Copy every line of the entries that includes the word "Concentration".
==== EXERCISE MATERIALS ====
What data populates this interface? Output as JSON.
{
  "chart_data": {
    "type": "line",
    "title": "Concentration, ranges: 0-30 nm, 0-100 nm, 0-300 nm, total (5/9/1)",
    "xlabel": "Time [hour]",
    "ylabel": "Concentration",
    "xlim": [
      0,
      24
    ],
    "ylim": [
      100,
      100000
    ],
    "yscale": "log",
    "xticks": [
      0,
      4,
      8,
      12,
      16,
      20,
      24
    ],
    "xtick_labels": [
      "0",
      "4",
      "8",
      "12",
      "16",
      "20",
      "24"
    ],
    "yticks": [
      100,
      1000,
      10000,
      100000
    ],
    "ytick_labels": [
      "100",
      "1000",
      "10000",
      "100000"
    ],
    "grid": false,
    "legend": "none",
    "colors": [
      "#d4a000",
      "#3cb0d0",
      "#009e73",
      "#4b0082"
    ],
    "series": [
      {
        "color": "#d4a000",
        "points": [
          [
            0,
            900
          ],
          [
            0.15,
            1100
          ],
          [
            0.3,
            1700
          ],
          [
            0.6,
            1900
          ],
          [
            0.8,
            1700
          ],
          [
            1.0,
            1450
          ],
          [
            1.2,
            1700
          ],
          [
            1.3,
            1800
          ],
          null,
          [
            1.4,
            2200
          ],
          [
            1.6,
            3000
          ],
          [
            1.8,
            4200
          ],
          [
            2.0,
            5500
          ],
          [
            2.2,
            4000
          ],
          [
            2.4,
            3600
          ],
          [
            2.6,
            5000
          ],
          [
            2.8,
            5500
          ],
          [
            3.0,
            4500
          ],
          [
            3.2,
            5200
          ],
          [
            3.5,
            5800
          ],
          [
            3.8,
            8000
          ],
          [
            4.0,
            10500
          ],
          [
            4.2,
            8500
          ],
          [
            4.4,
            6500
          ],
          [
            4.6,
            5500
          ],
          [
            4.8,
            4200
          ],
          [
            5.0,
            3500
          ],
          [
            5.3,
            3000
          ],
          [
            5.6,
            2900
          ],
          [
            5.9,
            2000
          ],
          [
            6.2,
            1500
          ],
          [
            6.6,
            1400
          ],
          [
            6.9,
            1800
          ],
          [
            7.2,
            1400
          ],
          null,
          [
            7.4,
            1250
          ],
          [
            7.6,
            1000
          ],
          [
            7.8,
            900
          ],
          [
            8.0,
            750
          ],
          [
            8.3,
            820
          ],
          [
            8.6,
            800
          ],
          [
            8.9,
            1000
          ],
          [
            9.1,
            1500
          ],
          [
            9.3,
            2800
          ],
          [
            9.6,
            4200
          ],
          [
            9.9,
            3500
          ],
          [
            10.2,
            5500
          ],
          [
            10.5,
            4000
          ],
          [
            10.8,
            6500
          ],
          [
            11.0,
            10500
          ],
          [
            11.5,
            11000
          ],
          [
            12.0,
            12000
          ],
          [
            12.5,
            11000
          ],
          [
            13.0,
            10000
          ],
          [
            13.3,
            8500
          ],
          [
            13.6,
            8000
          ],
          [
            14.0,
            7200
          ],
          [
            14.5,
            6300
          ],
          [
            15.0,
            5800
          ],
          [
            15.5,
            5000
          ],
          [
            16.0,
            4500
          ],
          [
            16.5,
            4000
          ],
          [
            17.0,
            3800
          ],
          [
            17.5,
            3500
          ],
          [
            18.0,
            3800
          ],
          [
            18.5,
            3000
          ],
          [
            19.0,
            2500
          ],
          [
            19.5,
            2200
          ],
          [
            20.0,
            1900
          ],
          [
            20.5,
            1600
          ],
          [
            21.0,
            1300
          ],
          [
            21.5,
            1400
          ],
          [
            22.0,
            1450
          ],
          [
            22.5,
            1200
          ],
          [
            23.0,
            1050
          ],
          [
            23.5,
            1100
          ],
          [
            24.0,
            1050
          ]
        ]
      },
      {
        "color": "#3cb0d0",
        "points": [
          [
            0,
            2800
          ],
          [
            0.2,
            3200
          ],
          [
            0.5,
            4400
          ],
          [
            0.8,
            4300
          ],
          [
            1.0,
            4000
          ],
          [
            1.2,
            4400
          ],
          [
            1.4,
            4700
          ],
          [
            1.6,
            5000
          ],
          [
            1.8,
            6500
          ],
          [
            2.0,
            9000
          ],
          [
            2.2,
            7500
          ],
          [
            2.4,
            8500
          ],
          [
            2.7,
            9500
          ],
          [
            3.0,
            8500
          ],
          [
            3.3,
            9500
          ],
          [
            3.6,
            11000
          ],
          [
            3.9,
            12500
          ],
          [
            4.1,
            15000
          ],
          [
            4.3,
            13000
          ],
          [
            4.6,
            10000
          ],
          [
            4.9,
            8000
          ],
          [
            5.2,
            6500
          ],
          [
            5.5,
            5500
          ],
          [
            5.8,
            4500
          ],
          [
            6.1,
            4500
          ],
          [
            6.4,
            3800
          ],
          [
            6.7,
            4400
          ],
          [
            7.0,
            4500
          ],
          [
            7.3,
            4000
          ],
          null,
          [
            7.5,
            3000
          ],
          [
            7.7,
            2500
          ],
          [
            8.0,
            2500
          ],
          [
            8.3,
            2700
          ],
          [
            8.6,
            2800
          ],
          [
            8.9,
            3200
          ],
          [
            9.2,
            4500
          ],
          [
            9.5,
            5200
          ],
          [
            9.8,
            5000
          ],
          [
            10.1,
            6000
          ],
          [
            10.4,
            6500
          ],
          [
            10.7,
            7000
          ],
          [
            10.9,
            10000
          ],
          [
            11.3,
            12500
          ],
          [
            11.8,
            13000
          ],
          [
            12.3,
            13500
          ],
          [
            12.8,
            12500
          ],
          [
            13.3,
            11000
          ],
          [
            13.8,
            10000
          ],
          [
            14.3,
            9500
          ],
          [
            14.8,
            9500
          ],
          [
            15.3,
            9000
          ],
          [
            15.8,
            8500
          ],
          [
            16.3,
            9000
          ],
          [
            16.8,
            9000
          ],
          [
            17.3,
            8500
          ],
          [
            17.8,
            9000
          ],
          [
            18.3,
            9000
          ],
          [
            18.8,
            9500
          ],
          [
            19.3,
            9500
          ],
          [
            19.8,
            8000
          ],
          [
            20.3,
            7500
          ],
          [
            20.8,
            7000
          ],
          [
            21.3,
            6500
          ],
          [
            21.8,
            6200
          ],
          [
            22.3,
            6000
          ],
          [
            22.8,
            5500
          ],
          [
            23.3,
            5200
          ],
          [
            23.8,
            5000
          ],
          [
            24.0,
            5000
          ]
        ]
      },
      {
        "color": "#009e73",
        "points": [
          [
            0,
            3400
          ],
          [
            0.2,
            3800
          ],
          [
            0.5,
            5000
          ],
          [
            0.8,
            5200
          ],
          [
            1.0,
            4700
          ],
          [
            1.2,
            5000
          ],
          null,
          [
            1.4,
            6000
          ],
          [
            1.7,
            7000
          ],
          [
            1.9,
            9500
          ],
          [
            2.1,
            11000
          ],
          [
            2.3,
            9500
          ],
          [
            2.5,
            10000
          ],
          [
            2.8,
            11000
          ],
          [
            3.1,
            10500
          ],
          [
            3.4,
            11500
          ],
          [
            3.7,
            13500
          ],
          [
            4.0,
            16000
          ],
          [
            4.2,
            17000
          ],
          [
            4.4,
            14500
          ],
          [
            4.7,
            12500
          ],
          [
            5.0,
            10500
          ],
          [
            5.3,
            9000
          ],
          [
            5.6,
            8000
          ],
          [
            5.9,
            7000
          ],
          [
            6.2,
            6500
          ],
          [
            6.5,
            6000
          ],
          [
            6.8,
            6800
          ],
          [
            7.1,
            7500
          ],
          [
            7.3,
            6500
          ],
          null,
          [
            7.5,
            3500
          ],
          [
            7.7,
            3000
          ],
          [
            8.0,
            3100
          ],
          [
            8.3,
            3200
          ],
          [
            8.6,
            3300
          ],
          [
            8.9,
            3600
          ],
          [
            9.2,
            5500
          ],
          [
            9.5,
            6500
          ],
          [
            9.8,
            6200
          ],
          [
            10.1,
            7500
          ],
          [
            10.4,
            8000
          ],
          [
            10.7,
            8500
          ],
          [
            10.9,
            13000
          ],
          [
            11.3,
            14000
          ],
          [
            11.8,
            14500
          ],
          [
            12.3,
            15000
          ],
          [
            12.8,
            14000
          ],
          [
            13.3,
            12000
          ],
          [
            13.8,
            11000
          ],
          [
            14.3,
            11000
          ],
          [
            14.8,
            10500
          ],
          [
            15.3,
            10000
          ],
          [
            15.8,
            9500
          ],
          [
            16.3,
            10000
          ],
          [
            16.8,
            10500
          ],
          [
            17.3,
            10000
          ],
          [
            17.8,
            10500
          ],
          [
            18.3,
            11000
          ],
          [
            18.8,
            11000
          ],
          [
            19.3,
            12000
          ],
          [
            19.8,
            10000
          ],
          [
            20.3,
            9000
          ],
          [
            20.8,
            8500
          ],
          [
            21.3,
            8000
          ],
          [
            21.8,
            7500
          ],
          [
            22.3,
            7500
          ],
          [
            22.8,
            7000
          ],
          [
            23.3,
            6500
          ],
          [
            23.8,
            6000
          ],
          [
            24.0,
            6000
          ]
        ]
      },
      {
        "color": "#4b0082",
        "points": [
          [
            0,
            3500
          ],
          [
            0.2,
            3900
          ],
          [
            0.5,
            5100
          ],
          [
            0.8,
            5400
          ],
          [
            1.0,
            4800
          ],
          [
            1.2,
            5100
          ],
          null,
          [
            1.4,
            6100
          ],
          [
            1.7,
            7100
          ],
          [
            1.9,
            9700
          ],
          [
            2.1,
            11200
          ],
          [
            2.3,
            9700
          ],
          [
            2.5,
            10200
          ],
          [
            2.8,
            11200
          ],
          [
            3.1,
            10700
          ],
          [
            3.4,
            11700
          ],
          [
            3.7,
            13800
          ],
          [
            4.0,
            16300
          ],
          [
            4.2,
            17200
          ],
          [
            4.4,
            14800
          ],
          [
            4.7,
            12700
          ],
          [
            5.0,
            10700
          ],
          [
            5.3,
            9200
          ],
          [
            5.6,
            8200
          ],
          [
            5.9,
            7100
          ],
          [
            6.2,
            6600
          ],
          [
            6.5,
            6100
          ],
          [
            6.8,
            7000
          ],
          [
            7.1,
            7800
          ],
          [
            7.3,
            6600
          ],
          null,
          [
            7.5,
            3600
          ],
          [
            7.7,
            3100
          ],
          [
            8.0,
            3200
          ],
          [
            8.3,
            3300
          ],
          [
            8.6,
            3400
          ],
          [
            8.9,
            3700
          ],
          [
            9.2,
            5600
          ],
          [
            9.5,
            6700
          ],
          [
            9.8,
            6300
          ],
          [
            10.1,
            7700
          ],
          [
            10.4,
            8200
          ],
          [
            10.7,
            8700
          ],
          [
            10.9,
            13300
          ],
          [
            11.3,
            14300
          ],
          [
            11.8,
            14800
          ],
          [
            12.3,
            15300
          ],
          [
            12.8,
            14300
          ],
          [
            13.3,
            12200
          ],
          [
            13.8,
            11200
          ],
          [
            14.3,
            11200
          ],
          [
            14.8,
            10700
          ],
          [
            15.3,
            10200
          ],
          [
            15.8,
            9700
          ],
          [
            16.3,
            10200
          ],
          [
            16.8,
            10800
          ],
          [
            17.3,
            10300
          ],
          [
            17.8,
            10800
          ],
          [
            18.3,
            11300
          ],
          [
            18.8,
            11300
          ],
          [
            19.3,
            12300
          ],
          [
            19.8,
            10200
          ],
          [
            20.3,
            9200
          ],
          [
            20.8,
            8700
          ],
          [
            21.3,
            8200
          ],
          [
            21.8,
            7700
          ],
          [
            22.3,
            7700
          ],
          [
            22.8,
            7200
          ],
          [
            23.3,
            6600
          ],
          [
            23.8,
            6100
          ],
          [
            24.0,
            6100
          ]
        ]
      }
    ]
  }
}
====
▶ **RESULT FOR THIS EXERCISE**:
    "title": "Concentration, ranges: 0-30 nm, 0-100 nm, 0-300 nm, total (5/9/1)",
    "ylabel": "Concentration",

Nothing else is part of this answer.